Print, exactly and completely, every entry in the data.

Records from a data collection »
▼▼▼

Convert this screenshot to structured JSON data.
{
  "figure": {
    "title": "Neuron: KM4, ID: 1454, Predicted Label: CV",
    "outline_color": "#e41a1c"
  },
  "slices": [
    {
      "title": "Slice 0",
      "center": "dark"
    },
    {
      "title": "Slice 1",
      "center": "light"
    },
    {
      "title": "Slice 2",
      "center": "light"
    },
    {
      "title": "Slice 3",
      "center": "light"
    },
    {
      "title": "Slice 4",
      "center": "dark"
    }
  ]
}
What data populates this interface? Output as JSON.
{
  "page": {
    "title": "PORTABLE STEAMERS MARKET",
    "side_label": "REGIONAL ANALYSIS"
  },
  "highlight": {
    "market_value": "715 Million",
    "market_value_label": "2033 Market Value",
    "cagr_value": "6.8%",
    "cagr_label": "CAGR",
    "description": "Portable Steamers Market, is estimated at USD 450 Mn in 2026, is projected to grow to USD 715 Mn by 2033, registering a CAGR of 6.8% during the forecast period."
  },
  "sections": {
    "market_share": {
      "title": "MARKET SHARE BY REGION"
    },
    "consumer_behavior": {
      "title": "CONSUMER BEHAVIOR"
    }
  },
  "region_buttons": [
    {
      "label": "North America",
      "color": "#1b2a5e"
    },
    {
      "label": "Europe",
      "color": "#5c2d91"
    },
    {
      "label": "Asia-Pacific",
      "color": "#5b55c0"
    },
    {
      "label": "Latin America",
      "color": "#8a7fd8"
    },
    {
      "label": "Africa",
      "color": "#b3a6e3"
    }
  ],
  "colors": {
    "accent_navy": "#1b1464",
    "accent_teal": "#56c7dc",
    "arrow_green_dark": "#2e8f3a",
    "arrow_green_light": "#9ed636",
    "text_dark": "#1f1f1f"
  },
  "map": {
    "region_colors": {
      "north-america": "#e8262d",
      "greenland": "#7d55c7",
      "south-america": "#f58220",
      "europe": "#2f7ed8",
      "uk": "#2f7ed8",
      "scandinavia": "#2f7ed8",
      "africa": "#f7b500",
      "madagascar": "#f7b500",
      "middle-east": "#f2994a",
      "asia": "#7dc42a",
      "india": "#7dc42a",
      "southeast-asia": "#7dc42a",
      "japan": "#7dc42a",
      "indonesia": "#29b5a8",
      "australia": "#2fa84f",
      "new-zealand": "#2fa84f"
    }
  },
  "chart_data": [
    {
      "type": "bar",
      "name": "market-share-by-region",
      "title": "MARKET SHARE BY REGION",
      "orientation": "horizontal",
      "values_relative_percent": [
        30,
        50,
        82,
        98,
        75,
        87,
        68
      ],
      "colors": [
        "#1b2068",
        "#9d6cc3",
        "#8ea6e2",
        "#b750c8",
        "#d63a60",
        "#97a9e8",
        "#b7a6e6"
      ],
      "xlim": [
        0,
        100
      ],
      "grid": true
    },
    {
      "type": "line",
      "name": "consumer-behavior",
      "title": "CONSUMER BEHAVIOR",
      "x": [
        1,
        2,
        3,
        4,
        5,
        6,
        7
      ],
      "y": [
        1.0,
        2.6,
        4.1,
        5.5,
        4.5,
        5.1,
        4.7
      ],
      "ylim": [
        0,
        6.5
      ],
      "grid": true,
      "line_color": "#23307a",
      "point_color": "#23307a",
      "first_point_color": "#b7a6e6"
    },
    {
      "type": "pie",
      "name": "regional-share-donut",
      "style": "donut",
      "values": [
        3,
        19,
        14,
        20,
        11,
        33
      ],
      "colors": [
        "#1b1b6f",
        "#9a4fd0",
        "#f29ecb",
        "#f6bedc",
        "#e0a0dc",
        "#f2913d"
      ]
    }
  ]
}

▲▲▲

Answer to this exercise »
Convert this screenshot to structured JSON data.
{
  "figure": {
    "title": "Neuron: KM4, ID: 1454, Predicted Label: CV",
    "outline_color": "#e41a1c"
  },
  "slices": [
    {
      "title": "Slice 0",
      "center": "dark"
    },
    {
      "title": "Slice 1",
      "center": "light"
    },
    {
      "title": "Slice 2",
      "center": "light"
    },
    {
      "title": "Slice 3",
      "center": "light"
    },
    {
      "title": "Slice 4",
      "center": "dark"
    }
  ]
}
What data populates this interface? Output as JSON.
{
  "page": {
    "title": "PORTABLE STEAMERS MARKET",
    "side_label": "REGIONAL ANALYSIS"
  },
  "highlight": {
    "market_value": "715 Million",
    "market_value_label": "2033 Market Value",
    "cagr_value": "6.8%",
    "cagr_label": "CAGR",
    "description": "Portable Steamers Market, is estimated at USD 450 Mn in 2026, is projected to grow to USD 715 Mn by 2033, registering a CAGR of 6.8% during the forecast period."
  },
  "sections": {
    "market_share": {
      "title": "MARKET SHARE BY REGION"
    },
    "consumer_behavior": {
      "title": "CONSUMER BEHAVIOR"
    }
  },
  "region_buttons": [
    {
      "label": "North America",
      "color": "#1b2a5e"
    },
    {
      "label": "Europe",
      "color": "#5c2d91"
    },
    {
      "label": "Asia-Pacific",
      "color": "#5b55c0"
    },
    {
      "label": "Latin America",
      "color": "#8a7fd8"
    },
    {
      "label": "Africa",
      "color": "#b3a6e3"
    }
  ],
  "colors": {
    "accent_navy": "#1b1464",
    "accent_teal": "#56c7dc",
    "arrow_green_dark": "#2e8f3a",
    "arrow_green_light": "#9ed636",
    "text_dark": "#1f1f1f"
  },
  "map": {
    "region_colors": {
      "north-america": "#e8262d",
      "greenland": "#7d55c7",
      "south-america": "#f58220",
      "europe": "#2f7ed8",
      "uk": "#2f7ed8",
      "scandinavia": "#2f7ed8",
      "africa": "#f7b500",
      "madagascar": "#f7b500",
      "middle-east": "#f2994a",
      "asia": "#7dc42a",
      "india": "#7dc42a",
      "southeast-asia": "#7dc42a",
      "japan": "#7dc42a",
      "indonesia": "#29b5a8",
      "australia": "#2fa84f",
      "new-zealand": "#2fa84f"
    }
  },
  "chart_data": [
    {
      "type": "bar",
      "name": "market-share-by-region",
      "title": "MARKET SHARE BY REGION",
      "orientation": "horizontal",
      "values_relative_percent": [
        30,
        50,
        82,
        98,
        75,
        87,
        68
      ],
      "colors": [
        "#1b2068",
        "#9d6cc3",
        "#8ea6e2",
        "#b750c8",
        "#d63a60",
        "#97a9e8",
        "#b7a6e6"
      ],
      "xlim": [
        0,
        100
      ],
      "grid": true
    },
    {
      "type": "line",
      "name": "consumer-behavior",
      "title": "CONSUMER BEHAVIOR",
      "x": [
        1,
        2,
        3,
        4,
        5,
        6,
        7
      ],
      "y": [
        1.0,
        2.6,
        4.1,
        5.5,
        4.5,
        5.1,
        4.7
      ],
      "ylim": [
        0,
        6.5
      ],
      "grid": true,
      "line_color": "#23307a",
      "point_color": "#23307a",
      "first_point_color": "#b7a6e6"
    },
    {
      "type": "pie",
      "name": "regional-share-donut",
      "style": "donut",
      "values": [
        3,
        19,
        14,
        20,
        11,
        33
      ],
      "colors": [
        "#1b1b6f",
        "#9a4fd0",
        "#f29ecb",
        "#f6bedc",
        "#e0a0dc",
        "#f2913d"
      ]
    }
  ]
}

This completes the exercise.